▶ [Description of the task] Find each line holding "Oktober" and copy it out.

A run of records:
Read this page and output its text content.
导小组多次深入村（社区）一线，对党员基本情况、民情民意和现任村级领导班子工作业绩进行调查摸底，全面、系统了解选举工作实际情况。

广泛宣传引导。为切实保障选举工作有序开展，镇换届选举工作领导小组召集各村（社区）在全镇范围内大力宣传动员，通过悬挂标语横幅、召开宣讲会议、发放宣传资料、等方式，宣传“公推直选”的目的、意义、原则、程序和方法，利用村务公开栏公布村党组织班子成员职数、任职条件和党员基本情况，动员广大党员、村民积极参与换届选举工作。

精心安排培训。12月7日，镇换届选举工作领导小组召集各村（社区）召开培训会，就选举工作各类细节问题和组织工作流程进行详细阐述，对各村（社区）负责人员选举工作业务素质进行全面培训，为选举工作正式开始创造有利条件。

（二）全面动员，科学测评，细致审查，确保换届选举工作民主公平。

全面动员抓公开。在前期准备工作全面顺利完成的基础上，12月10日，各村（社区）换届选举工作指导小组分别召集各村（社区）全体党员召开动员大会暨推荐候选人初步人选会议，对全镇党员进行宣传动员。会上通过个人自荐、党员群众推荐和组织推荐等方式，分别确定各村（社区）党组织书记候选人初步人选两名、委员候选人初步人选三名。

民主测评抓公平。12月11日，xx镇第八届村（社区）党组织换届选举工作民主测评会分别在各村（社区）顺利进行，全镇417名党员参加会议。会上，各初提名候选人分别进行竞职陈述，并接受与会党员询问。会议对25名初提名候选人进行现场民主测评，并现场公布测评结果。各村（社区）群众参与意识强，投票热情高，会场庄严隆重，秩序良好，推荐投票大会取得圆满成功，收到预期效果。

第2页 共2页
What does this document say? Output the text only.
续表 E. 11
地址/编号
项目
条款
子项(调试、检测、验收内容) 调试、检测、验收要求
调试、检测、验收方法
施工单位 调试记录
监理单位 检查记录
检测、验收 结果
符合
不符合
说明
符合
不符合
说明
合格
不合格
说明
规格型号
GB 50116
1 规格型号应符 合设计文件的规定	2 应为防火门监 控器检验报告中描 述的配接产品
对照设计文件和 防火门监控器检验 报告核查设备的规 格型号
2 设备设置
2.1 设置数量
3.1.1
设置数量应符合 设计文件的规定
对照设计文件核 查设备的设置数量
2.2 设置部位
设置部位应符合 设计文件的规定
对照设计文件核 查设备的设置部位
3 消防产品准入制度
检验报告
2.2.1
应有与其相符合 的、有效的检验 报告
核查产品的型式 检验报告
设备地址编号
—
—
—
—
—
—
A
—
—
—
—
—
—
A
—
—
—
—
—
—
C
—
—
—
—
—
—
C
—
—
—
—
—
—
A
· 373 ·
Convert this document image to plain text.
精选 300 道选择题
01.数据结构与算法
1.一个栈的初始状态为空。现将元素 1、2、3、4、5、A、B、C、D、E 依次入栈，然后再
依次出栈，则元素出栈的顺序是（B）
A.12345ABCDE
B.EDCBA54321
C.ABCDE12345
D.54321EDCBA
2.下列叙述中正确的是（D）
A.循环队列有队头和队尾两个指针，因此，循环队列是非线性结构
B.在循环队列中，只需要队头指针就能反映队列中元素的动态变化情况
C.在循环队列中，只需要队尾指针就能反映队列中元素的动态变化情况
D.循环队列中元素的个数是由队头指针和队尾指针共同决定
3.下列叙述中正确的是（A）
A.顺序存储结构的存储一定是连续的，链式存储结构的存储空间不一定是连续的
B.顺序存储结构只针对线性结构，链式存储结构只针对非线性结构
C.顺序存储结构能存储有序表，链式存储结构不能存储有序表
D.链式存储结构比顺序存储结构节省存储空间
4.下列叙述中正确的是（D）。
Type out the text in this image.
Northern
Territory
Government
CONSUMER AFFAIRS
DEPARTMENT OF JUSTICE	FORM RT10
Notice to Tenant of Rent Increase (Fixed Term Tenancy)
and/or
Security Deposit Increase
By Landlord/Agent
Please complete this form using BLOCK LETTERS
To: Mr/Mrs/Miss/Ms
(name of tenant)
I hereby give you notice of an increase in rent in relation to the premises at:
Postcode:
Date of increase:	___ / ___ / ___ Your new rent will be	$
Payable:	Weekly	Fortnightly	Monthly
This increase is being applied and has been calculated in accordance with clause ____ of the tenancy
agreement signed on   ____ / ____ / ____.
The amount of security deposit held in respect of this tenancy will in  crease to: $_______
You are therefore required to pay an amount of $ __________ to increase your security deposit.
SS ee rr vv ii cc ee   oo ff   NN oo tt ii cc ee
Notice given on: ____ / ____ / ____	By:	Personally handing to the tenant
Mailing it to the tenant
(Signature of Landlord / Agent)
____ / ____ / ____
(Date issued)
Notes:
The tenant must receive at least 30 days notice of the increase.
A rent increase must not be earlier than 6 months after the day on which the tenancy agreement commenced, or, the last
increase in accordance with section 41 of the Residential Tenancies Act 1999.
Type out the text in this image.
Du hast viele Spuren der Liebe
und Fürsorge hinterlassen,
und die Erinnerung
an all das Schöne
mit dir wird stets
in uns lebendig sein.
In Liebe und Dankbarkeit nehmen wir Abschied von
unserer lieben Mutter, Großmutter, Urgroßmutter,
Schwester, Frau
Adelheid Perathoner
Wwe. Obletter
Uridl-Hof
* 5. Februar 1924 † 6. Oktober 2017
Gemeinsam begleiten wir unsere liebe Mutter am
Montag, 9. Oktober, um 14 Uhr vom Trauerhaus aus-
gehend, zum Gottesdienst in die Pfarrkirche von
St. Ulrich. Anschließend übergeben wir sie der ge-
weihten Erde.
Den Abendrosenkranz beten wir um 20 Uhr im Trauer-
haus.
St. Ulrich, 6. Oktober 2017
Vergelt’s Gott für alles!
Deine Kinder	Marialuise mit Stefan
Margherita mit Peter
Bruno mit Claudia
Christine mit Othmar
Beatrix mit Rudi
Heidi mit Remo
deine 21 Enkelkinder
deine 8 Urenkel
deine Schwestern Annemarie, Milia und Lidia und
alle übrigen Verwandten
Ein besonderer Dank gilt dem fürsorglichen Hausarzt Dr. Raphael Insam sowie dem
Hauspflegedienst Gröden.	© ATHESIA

▶ [Worked answer]
* 5. Februar 1924 † 6. Oktober 2017
Montag, 9. Oktober, um 14 Uhr vom Trauerhaus aus-
St. Ulrich, 6. Oktober 2017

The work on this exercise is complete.